[Stored data]
++++++++
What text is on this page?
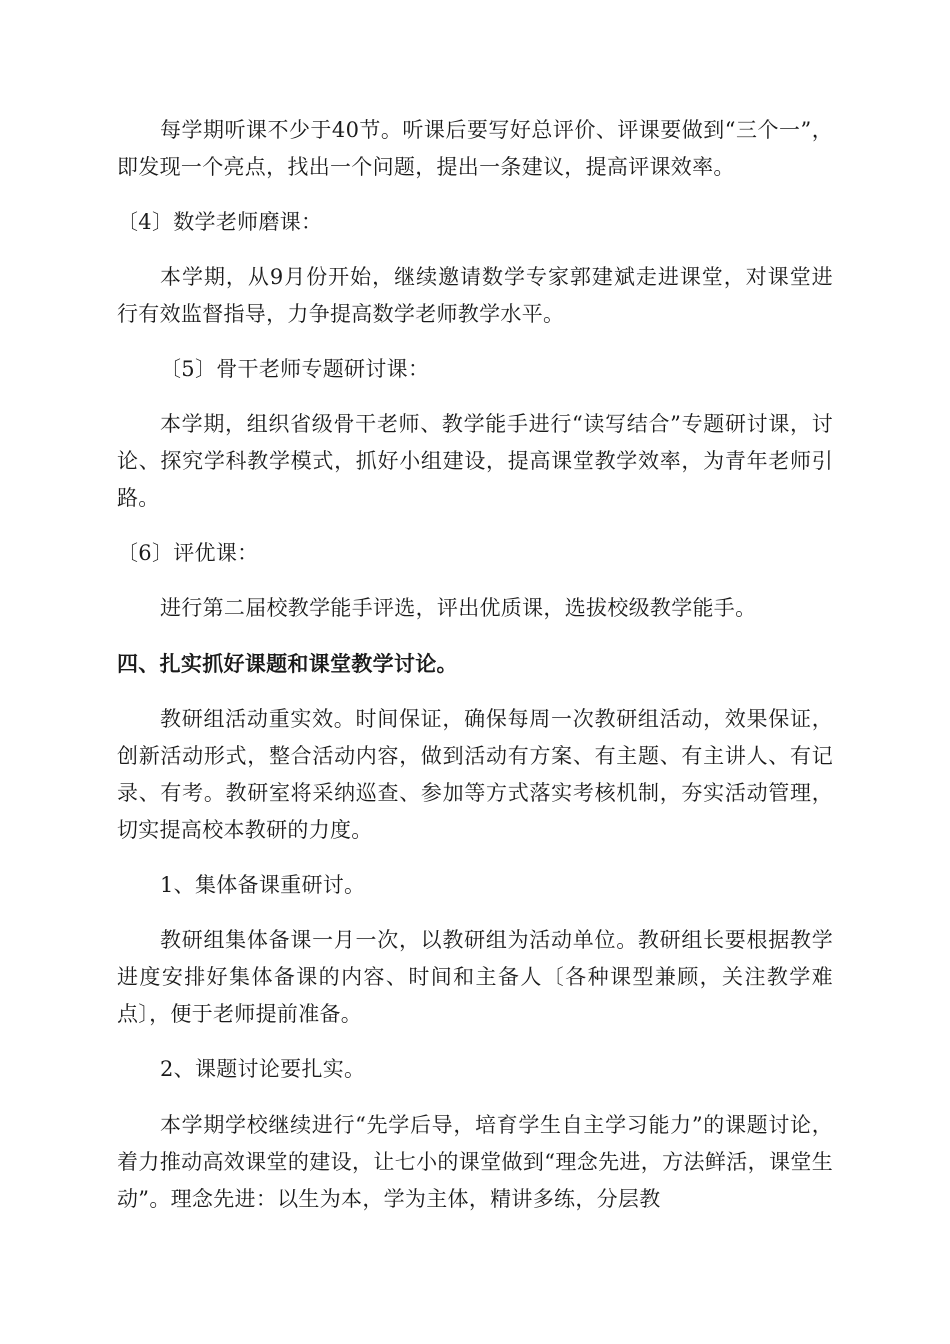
每学期听课不少于40节。听课后要写好总评价、评课要做到“三个一”，即发现一个亮点，找出一个问题，提出一条建议，提高评课效率。

〔4〕数学老师磨课：

本学期，从9月份开始，继续邀请数学专家郭建斌走进课堂，对课堂进行有效监督指导，力争提高数学老师教学水平。

〔5〕骨干老师专题研讨课：

本学期，组织省级骨干老师、教学能手进行“读写结合”专题研讨课，讨论、探究学科教学模式，抓好小组建设，提高课堂教学效率，为青年老师引路。

〔6〕评优课：

进行第二届校教学能手评选，评出优质课，选拔校级教学能手。

四、扎实抓好课题和课堂教学讨论。

教研组活动重实效。时间保证，确保每周一次教研组活动，效果保证，创新活动形式，整合活动内容，做到活动有方案、有主题、有主讲人、有记录、有考。教研室将采纳巡查、参加等方式落实考核机制，夯实活动管理，切实提高校本教研的力度。

1、集体备课重研讨。

教研组集体备课一月一次，以教研组为活动单位。教研组长要根据教学进度安排好集体备课的内容、时间和主备人〔各种课型兼顾，关注教学难点〕，便于老师提前准备。

2、课题讨论要扎实。

本学期学校继续进行“先学后导，培育学生自主学习能力”的课题讨论，着力推动高效课堂的建设，让七小的课堂做到“理念先进，方法鲜活，课堂生动”。理念先进：以生为本，学为主体，精讲多练，分层教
++++++++
> EXERCISE GOAL
Your task is to return the entries above exactly, with no pictures.

> SOLUTION FOR THIS PROBLEM
What text is on this page?
每学期听课不少于40节。听课后要写好总评价、评课要做到“三个一”，即发现一个亮点，找出一个问题，提出一条建议，提高评课效率。

〔4〕数学老师磨课：

本学期，从9月份开始，继续邀请数学专家郭建斌走进课堂，对课堂进行有效监督指导，力争提高数学老师教学水平。

〔5〕骨干老师专题研讨课：

本学期，组织省级骨干老师、教学能手进行“读写结合”专题研讨课，讨论、探究学科教学模式，抓好小组建设，提高课堂教学效率，为青年老师引路。

〔6〕评优课：

进行第二届校教学能手评选，评出优质课，选拔校级教学能手。

四、扎实抓好课题和课堂教学讨论。

教研组活动重实效。时间保证，确保每周一次教研组活动，效果保证，创新活动形式，整合活动内容，做到活动有方案、有主题、有主讲人、有记录、有考。教研室将采纳巡查、参加等方式落实考核机制，夯实活动管理，切实提高校本教研的力度。

1、集体备课重研讨。

教研组集体备课一月一次，以教研组为活动单位。教研组长要根据教学进度安排好集体备课的内容、时间和主备人〔各种课型兼顾，关注教学难点〕，便于老师提前准备。

2、课题讨论要扎实。

本学期学校继续进行“先学后导，培育学生自主学习能力”的课题讨论，着力推动高效课堂的建设，让七小的课堂做到“理念先进，方法鲜活，课堂生动”。理念先进：以生为本，学为主体，精讲多练，分层教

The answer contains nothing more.